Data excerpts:
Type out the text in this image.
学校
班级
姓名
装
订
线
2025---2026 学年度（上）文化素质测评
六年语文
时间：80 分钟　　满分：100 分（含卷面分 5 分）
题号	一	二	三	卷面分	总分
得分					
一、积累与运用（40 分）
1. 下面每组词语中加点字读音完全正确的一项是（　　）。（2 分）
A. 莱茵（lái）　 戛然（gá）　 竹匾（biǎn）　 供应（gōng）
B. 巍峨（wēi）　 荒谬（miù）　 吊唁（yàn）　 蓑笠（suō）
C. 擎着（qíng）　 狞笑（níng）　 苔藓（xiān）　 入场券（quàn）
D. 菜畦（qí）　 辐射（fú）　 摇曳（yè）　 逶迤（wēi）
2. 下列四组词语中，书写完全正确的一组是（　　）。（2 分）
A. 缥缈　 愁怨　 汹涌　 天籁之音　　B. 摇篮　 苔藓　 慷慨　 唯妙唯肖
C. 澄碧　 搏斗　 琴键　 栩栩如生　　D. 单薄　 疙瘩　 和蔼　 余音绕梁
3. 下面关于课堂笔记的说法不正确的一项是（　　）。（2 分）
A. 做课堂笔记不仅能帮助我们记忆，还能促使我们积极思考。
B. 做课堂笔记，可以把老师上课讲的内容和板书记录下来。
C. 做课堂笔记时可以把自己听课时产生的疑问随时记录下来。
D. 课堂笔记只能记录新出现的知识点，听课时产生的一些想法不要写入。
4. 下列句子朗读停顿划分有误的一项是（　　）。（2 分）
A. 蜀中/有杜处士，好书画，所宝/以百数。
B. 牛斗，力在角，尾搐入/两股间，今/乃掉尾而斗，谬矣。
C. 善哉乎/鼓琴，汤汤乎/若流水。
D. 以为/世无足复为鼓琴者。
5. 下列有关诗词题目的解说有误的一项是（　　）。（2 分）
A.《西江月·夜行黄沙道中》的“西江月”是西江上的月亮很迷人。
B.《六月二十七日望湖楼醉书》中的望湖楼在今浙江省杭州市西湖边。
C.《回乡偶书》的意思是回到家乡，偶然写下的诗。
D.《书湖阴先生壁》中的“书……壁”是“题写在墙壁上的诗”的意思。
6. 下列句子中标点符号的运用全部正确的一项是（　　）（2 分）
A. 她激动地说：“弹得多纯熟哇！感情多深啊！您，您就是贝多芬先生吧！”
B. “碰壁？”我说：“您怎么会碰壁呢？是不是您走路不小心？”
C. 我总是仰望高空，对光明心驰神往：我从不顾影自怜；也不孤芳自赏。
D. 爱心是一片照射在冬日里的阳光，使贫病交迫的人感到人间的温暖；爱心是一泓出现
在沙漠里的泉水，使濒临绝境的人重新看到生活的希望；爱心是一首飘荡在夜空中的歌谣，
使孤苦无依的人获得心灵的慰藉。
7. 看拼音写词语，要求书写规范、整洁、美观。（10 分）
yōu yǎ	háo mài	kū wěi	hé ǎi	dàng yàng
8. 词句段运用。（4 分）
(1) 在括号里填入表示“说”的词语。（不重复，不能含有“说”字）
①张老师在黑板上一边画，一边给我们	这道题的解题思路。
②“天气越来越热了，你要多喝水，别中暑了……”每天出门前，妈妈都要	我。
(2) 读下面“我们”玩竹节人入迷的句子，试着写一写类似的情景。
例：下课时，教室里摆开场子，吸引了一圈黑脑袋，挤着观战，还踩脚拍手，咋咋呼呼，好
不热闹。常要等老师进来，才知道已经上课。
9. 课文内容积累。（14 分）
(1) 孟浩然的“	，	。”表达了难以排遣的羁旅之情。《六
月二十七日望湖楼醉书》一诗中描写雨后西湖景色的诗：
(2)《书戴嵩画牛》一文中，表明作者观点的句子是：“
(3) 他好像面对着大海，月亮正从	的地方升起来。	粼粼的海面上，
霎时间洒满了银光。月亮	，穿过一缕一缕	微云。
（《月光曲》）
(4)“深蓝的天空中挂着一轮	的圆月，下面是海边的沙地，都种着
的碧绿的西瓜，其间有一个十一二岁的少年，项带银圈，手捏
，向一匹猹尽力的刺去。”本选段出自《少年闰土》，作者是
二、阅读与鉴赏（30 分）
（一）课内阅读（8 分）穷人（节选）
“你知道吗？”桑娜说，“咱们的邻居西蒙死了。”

- [Exercise brief]: Using the data above, output each line exactly.

- [Completed exercise]:
Type out the text in this image.
学校
班级
姓名
装
订
线
2025---2026 学年度（上）文化素质测评
六年语文
时间：80 分钟　　满分：100 分（含卷面分 5 分）
题号	一	二	三	卷面分	总分
得分					
一、积累与运用（40 分）
1. 下面每组词语中加点字读音完全正确的一项是（　　）。（2 分）
A. 莱茵（lái）　 戛然（gá）　 竹匾（biǎn）　 供应（gōng）
B. 巍峨（wēi）　 荒谬（miù）　 吊唁（yàn）　 蓑笠（suō）
C. 擎着（qíng）　 狞笑（níng）　 苔藓（xiān）　 入场券（quàn）
D. 菜畦（qí）　 辐射（fú）　 摇曳（yè）　 逶迤（wēi）
2. 下列四组词语中，书写完全正确的一组是（　　）。（2 分）
A. 缥缈　 愁怨　 汹涌　 天籁之音　　B. 摇篮　 苔藓　 慷慨　 唯妙唯肖
C. 澄碧　 搏斗　 琴键　 栩栩如生　　D. 单薄　 疙瘩　 和蔼　 余音绕梁
3. 下面关于课堂笔记的说法不正确的一项是（　　）。（2 分）
A. 做课堂笔记不仅能帮助我们记忆，还能促使我们积极思考。
B. 做课堂笔记，可以把老师上课讲的内容和板书记录下来。
C. 做课堂笔记时可以把自己听课时产生的疑问随时记录下来。
D. 课堂笔记只能记录新出现的知识点，听课时产生的一些想法不要写入。
4. 下列句子朗读停顿划分有误的一项是（　　）。（2 分）
A. 蜀中/有杜处士，好书画，所宝/以百数。
B. 牛斗，力在角，尾搐入/两股间，今/乃掉尾而斗，谬矣。
C. 善哉乎/鼓琴，汤汤乎/若流水。
D. 以为/世无足复为鼓琴者。
5. 下列有关诗词题目的解说有误的一项是（　　）。（2 分）
A.《西江月·夜行黄沙道中》的“西江月”是西江上的月亮很迷人。
B.《六月二十七日望湖楼醉书》中的望湖楼在今浙江省杭州市西湖边。
C.《回乡偶书》的意思是回到家乡，偶然写下的诗。
D.《书湖阴先生壁》中的“书……壁”是“题写在墙壁上的诗”的意思。
6. 下列句子中标点符号的运用全部正确的一项是（　　）（2 分）
A. 她激动地说：“弹得多纯熟哇！感情多深啊！您，您就是贝多芬先生吧！”
B. “碰壁？”我说：“您怎么会碰壁呢？是不是您走路不小心？”
C. 我总是仰望高空，对光明心驰神往：我从不顾影自怜；也不孤芳自赏。
D. 爱心是一片照射在冬日里的阳光，使贫病交迫的人感到人间的温暖；爱心是一泓出现
在沙漠里的泉水，使濒临绝境的人重新看到生活的希望；爱心是一首飘荡在夜空中的歌谣，
使孤苦无依的人获得心灵的慰藉。
7. 看拼音写词语，要求书写规范、整洁、美观。（10 分）
yōu yǎ	háo mài	kū wěi	hé ǎi	dàng yàng
8. 词句段运用。（4 分）
(1) 在括号里填入表示“说”的词语。（不重复，不能含有“说”字）
①张老师在黑板上一边画，一边给我们	这道题的解题思路。
②“天气越来越热了，你要多喝水，别中暑了……”每天出门前，妈妈都要	我。
(2) 读下面“我们”玩竹节人入迷的句子，试着写一写类似的情景。
例：下课时，教室里摆开场子，吸引了一圈黑脑袋，挤着观战，还踩脚拍手，咋咋呼呼，好
不热闹。常要等老师进来，才知道已经上课。
9. 课文内容积累。（14 分）
(1) 孟浩然的“	，	。”表达了难以排遣的羁旅之情。《六
月二十七日望湖楼醉书》一诗中描写雨后西湖景色的诗：
(2)《书戴嵩画牛》一文中，表明作者观点的句子是：“
(3) 他好像面对着大海，月亮正从	的地方升起来。	粼粼的海面上，
霎时间洒满了银光。月亮	，穿过一缕一缕	微云。
（《月光曲》）
(4)“深蓝的天空中挂着一轮	的圆月，下面是海边的沙地，都种着
的碧绿的西瓜，其间有一个十一二岁的少年，项带银圈，手捏
，向一匹猹尽力的刺去。”本选段出自《少年闰土》，作者是
二、阅读与鉴赏（30 分）
（一）课内阅读（8 分）穷人（节选）
“你知道吗？”桑娜说，“咱们的邻居西蒙死了。”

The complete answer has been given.